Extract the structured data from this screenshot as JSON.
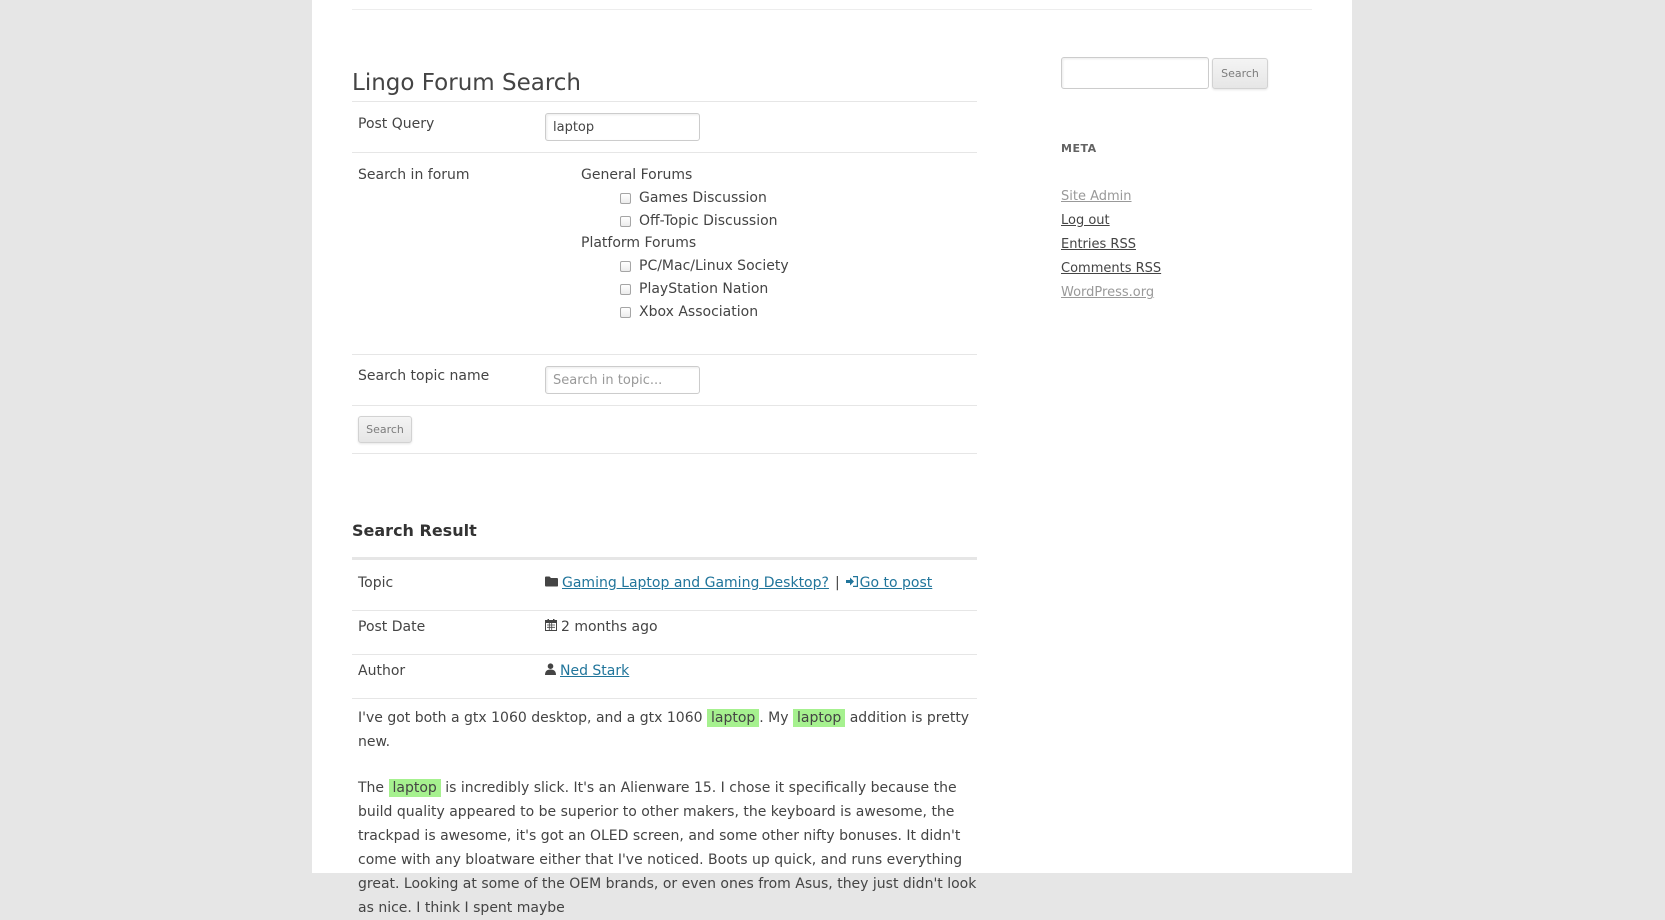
{
  "main": {
    "title": "Lingo Forum Search",
    "post_query": {
      "label": "Post Query",
      "value": "laptop"
    },
    "search_in_forum": {
      "label": "Search in forum",
      "groups": [
        {
          "name": "General Forums",
          "forums": [
            "Games Discussion",
            "Off-Topic Discussion"
          ]
        },
        {
          "name": "Platform Forums",
          "forums": [
            "PC/Mac/Linux Society",
            "PlayStation Nation",
            "Xbox Association"
          ]
        }
      ]
    },
    "topic_search": {
      "label": "Search topic name",
      "placeholder": "Search in topic..."
    },
    "search_button": "Search"
  },
  "results": {
    "heading": "Search Result",
    "topic_label": "Topic",
    "topic_link": "Gaming Laptop and Gaming Desktop?",
    "separator": "|",
    "go_to_post": "Go to post",
    "date_label": "Post Date",
    "date_value": "2 months ago",
    "author_label": "Author",
    "author_value": "Ned Stark",
    "highlight_term": "laptop",
    "para1": {
      "a": "I've got both a gtx 1060 desktop, and a gtx 1060 ",
      "b": ". My ",
      "c": " addition is pretty new."
    },
    "para2": {
      "a": "The ",
      "b": " is incredibly slick. It's an Alienware 15. I chose it specifically because the build quality appeared to be superior to other makers, the keyboard is awesome, the trackpad is awesome, it's got an OLED screen, and some other nifty bonuses. It didn't come with any bloatware either that I've noticed. Boots up quick, and runs everything great. Looking at some of the OEM brands, or even ones from Asus, they just didn't look as nice. I think I spent maybe"
    }
  },
  "sidebar": {
    "search_button": "Search",
    "meta_heading": "META",
    "links": [
      {
        "label": "Site Admin",
        "color": "#999999"
      },
      {
        "label": "Log out",
        "color": "#444444"
      },
      {
        "label": "Entries RSS",
        "color": "#444444"
      },
      {
        "label": "Comments RSS",
        "color": "#444444"
      },
      {
        "label": "WordPress.org",
        "color": "#999999"
      }
    ]
  },
  "colors": {
    "link": "#21759b",
    "highlight": "#a6f18f",
    "background": "#e6e6e6"
  },
  "icons": {
    "topic": "folder-icon",
    "go_to_post": "sign-in-icon",
    "date": "calendar-icon",
    "author": "user-icon"
  }
}
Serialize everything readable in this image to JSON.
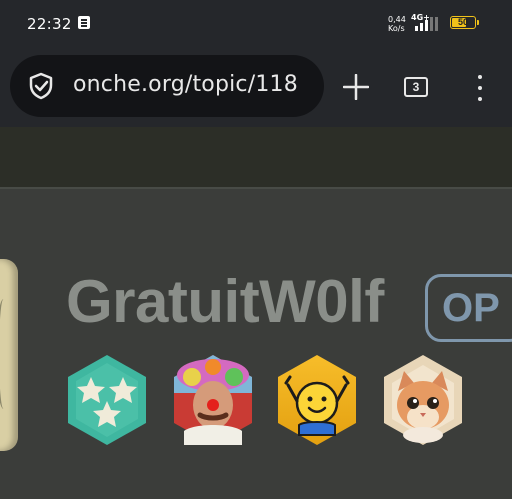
{
  "status_bar": {
    "time": "22:32",
    "net_speed_value": "0,44",
    "net_speed_unit": "Ko/s",
    "network_type": "4G+",
    "battery_level": "50"
  },
  "browser": {
    "url": "onche.org/topic/118",
    "tab_count": "3"
  },
  "profile": {
    "username": "GratuitW0lf",
    "op_label": "OP",
    "badges": [
      "stars-badge",
      "clown-badge",
      "happy-emoji-badge",
      "cat-badge"
    ]
  },
  "colors": {
    "toolbar_bg": "#25272b",
    "url_bar_bg": "#131417",
    "page_bg": "#3b3d3a",
    "username": "#8a8e89",
    "op_badge": "#7f97ac",
    "battery": "#f0c21a"
  }
}
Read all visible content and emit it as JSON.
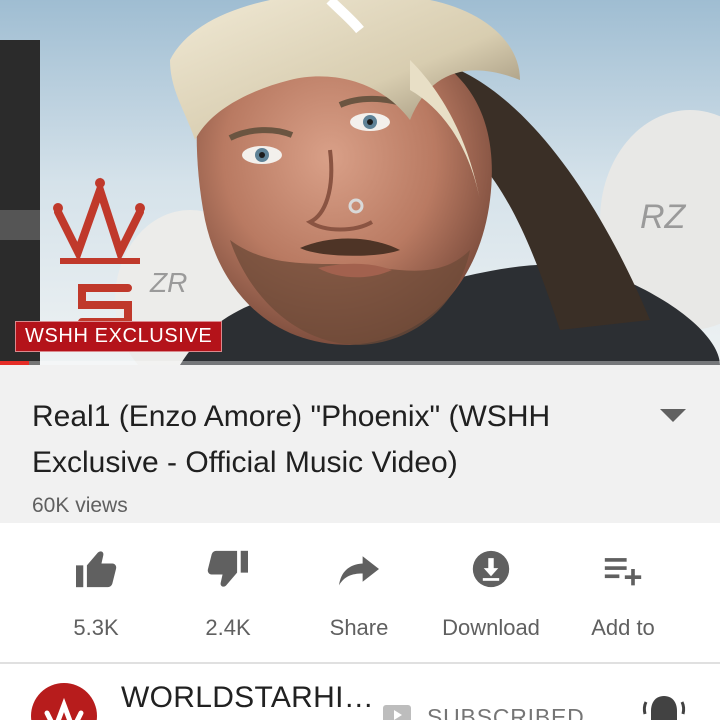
{
  "player": {
    "badge_text": "WSHH EXCLUSIVE",
    "progress_percent": 4
  },
  "video": {
    "title": "Real1 (Enzo Amore) \"Phoenix\" (WSHH Exclusive - Official Music Video)",
    "views": "60K views"
  },
  "actions": [
    {
      "name": "like",
      "label": "5.3K",
      "icon": "thumbs-up-icon"
    },
    {
      "name": "dislike",
      "label": "2.4K",
      "icon": "thumbs-down-icon"
    },
    {
      "name": "share",
      "label": "Share",
      "icon": "share-icon"
    },
    {
      "name": "download",
      "label": "Download",
      "icon": "download-icon"
    },
    {
      "name": "add-to",
      "label": "Add to",
      "icon": "playlist-add-icon"
    }
  ],
  "channel": {
    "name": "WORLDSTARHI…",
    "subscribe_state": "SUBSCRIBED"
  },
  "colors": {
    "brand_red": "#b4131a",
    "progress_red": "#e52d27",
    "icon_gray": "#606060"
  }
}
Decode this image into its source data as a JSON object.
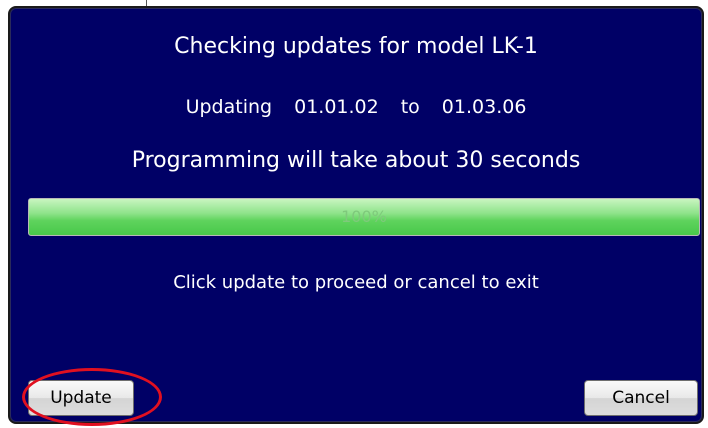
{
  "dialog": {
    "title": "Checking updates for model LK-1",
    "version": {
      "prefix": "Updating",
      "from": "01.01.02",
      "connector": "to",
      "to": "01.03.06"
    },
    "duration_text": "Programming  will take about 30 seconds",
    "progress": {
      "percent": 100,
      "label": "100%"
    },
    "instruction": "Click update to proceed or cancel to exit",
    "buttons": {
      "update_label": "Update",
      "cancel_label": "Cancel"
    }
  },
  "colors": {
    "dialog_background": "#000066",
    "text": "#ffffff",
    "progress_fill": "#5fd35d",
    "highlight": "#e01020"
  }
}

> **Task to carry out**
Your task is to transcribe all of the records precisely, with no images included.

> **Correct result**
Extract the structured data from this screenshot as JSON.
{
  "main": {
    "title": "Lingo Forum Search",
    "post_query": {
      "label": "Post Query",
      "value": "laptop"
    },
    "search_in_forum": {
      "label": "Search in forum",
      "groups": [
        {
          "name": "General Forums",
          "forums": [
            "Games Discussion",
            "Off-Topic Discussion"
          ]
        },
        {
          "name": "Platform Forums",
          "forums": [
            "PC/Mac/Linux Society",
            "PlayStation Nation",
            "Xbox Association"
          ]
        }
      ]
    },
    "topic_search": {
      "label": "Search topic name",
      "placeholder": "Search in topic..."
    },
    "search_button": "Search"
  },
  "results": {
    "heading": "Search Result",
    "topic_label": "Topic",
    "topic_link": "Gaming Laptop and Gaming Desktop?",
    "separator": "|",
    "go_to_post": "Go to post",
    "date_label": "Post Date",
    "date_value": "2 months ago",
    "author_label": "Author",
    "author_value": "Ned Stark",
    "highlight_term": "laptop",
    "para1": {
      "a": "I've got both a gtx 1060 desktop, and a gtx 1060 ",
      "b": ". My ",
      "c": " addition is pretty new."
    },
    "para2": {
      "a": "The ",
      "b": " is incredibly slick. It's an Alienware 15. I chose it specifically because the build quality appeared to be superior to other makers, the keyboard is awesome, the trackpad is awesome, it's got an OLED screen, and some other nifty bonuses. It didn't come with any bloatware either that I've noticed. Boots up quick, and runs everything great. Looking at some of the OEM brands, or even ones from Asus, they just didn't look as nice. I think I spent maybe"
    }
  },
  "sidebar": {
    "search_button": "Search",
    "meta_heading": "META",
    "links": [
      {
        "label": "Site Admin",
        "color": "#999999"
      },
      {
        "label": "Log out",
        "color": "#444444"
      },
      {
        "label": "Entries RSS",
        "color": "#444444"
      },
      {
        "label": "Comments RSS",
        "color": "#444444"
      },
      {
        "label": "WordPress.org",
        "color": "#999999"
      }
    ]
  },
  "colors": {
    "link": "#21759b",
    "highlight": "#a6f18f",
    "background": "#e6e6e6"
  },
  "icons": {
    "topic": "folder-icon",
    "go_to_post": "sign-in-icon",
    "date": "calendar-icon",
    "author": "user-icon"
  }
}
Serialize everything readable in this image to JSON.
{
  "status_bar": {
    "time": "22:32",
    "net_speed_value": "0,44",
    "net_speed_unit": "Ko/s",
    "network_type": "4G+",
    "battery_level": "50"
  },
  "browser": {
    "url": "onche.org/topic/118",
    "tab_count": "3"
  },
  "profile": {
    "username": "GratuitW0lf",
    "op_label": "OP",
    "badges": [
      "stars-badge",
      "clown-badge",
      "happy-emoji-badge",
      "cat-badge"
    ]
  },
  "colors": {
    "toolbar_bg": "#25272b",
    "url_bar_bg": "#131417",
    "page_bg": "#3b3d3a",
    "username": "#8a8e89",
    "op_badge": "#7f97ac",
    "battery": "#f0c21a"
  }
}
Read all visible content and emit it as JSON.
{
  "player": {
    "badge_text": "WSHH EXCLUSIVE",
    "progress_percent": 4
  },
  "video": {
    "title": "Real1 (Enzo Amore) \"Phoenix\" (WSHH Exclusive - Official Music Video)",
    "views": "60K views"
  },
  "actions": [
    {
      "name": "like",
      "label": "5.3K",
      "icon": "thumbs-up-icon"
    },
    {
      "name": "dislike",
      "label": "2.4K",
      "icon": "thumbs-down-icon"
    },
    {
      "name": "share",
      "label": "Share",
      "icon": "share-icon"
    },
    {
      "name": "download",
      "label": "Download",
      "icon": "download-icon"
    },
    {
      "name": "add-to",
      "label": "Add to",
      "icon": "playlist-add-icon"
    }
  ],
  "channel": {
    "name": "WORLDSTARHI…",
    "subscribe_state": "SUBSCRIBED"
  },
  "colors": {
    "brand_red": "#b4131a",
    "progress_red": "#e52d27",
    "icon_gray": "#606060"
  }
}
Decode this image into its source data as a JSON object.
{
  "dialog": {
    "title": "Checking updates for model LK-1",
    "version": {
      "prefix": "Updating",
      "from": "01.01.02",
      "connector": "to",
      "to": "01.03.06"
    },
    "duration_text": "Programming  will take about 30 seconds",
    "progress": {
      "percent": 100,
      "label": "100%"
    },
    "instruction": "Click update to proceed or cancel to exit",
    "buttons": {
      "update_label": "Update",
      "cancel_label": "Cancel"
    }
  },
  "colors": {
    "dialog_background": "#000066",
    "text": "#ffffff",
    "progress_fill": "#5fd35d",
    "highlight": "#e01020"
  }
}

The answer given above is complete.